◆ DATA FOR THIS TASK ◆
-*-

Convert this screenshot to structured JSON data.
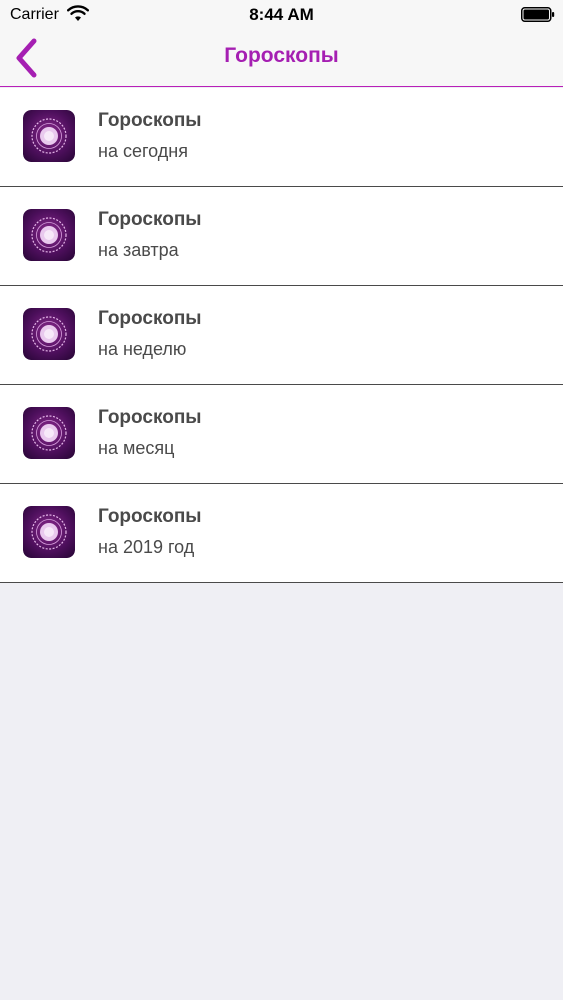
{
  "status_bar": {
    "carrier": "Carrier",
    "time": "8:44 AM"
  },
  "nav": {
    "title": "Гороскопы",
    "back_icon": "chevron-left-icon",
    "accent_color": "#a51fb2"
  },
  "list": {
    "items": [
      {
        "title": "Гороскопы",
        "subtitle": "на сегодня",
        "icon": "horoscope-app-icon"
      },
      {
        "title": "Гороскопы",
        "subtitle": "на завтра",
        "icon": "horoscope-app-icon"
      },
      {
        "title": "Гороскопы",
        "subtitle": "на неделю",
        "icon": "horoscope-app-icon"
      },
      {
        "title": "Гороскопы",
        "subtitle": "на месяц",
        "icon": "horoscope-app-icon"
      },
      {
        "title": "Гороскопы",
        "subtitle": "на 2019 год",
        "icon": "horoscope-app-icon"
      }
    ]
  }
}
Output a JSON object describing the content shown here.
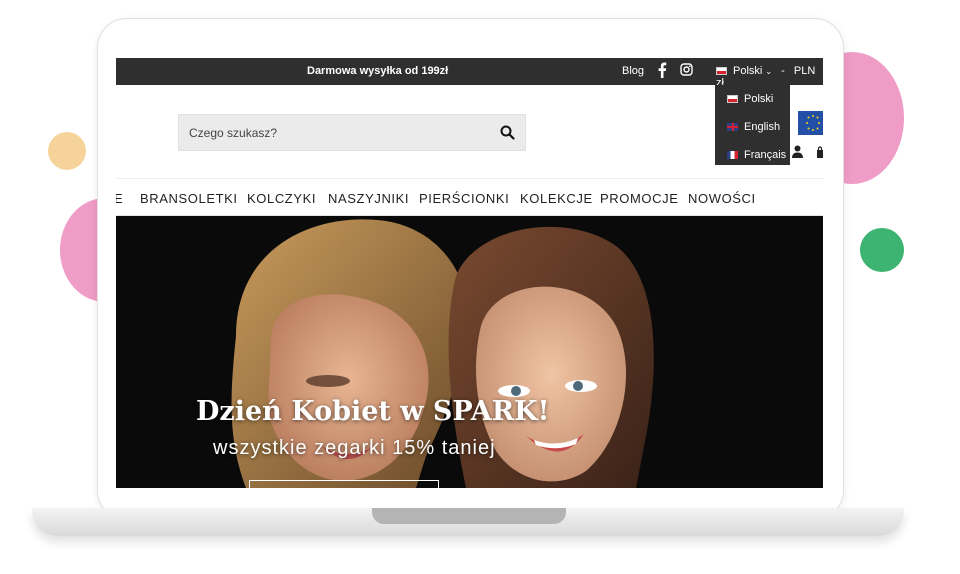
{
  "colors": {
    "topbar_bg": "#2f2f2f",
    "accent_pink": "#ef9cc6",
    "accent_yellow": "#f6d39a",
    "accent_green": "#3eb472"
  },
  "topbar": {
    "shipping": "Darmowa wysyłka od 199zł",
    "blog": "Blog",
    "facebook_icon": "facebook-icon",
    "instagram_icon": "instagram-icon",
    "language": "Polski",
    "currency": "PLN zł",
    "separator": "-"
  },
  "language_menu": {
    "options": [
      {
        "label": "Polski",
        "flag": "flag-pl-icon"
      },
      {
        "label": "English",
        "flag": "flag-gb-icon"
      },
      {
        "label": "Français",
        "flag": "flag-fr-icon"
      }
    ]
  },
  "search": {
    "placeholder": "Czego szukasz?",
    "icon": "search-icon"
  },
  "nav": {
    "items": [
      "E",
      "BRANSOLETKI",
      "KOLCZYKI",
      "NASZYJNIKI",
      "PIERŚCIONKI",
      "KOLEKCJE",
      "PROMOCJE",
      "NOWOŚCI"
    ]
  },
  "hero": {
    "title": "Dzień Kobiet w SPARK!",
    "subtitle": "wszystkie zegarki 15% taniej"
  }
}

-*-

◆ EXERCISE TASK ◆
Make an exact copy of every entry above, minus the images.

◆ FINAL RESULT ◆
Convert this screenshot to structured JSON data.
{
  "status_bar": {
    "carrier": "Carrier",
    "time": "8:44 AM"
  },
  "nav": {
    "title": "Гороскопы",
    "back_icon": "chevron-left-icon",
    "accent_color": "#a51fb2"
  },
  "list": {
    "items": [
      {
        "title": "Гороскопы",
        "subtitle": "на сегодня",
        "icon": "horoscope-app-icon"
      },
      {
        "title": "Гороскопы",
        "subtitle": "на завтра",
        "icon": "horoscope-app-icon"
      },
      {
        "title": "Гороскопы",
        "subtitle": "на неделю",
        "icon": "horoscope-app-icon"
      },
      {
        "title": "Гороскопы",
        "subtitle": "на месяц",
        "icon": "horoscope-app-icon"
      },
      {
        "title": "Гороскопы",
        "subtitle": "на 2019 год",
        "icon": "horoscope-app-icon"
      }
    ]
  }
}
Output a JSON object describing the content shown here.
{
  "colors": {
    "topbar_bg": "#2f2f2f",
    "accent_pink": "#ef9cc6",
    "accent_yellow": "#f6d39a",
    "accent_green": "#3eb472"
  },
  "topbar": {
    "shipping": "Darmowa wysyłka od 199zł",
    "blog": "Blog",
    "facebook_icon": "facebook-icon",
    "instagram_icon": "instagram-icon",
    "language": "Polski",
    "currency": "PLN zł",
    "separator": "-"
  },
  "language_menu": {
    "options": [
      {
        "label": "Polski",
        "flag": "flag-pl-icon"
      },
      {
        "label": "English",
        "flag": "flag-gb-icon"
      },
      {
        "label": "Français",
        "flag": "flag-fr-icon"
      }
    ]
  },
  "search": {
    "placeholder": "Czego szukasz?",
    "icon": "search-icon"
  },
  "nav": {
    "items": [
      "E",
      "BRANSOLETKI",
      "KOLCZYKI",
      "NASZYJNIKI",
      "PIERŚCIONKI",
      "KOLEKCJE",
      "PROMOCJE",
      "NOWOŚCI"
    ]
  },
  "hero": {
    "title": "Dzień Kobiet w SPARK!",
    "subtitle": "wszystkie zegarki 15% taniej"
  }
}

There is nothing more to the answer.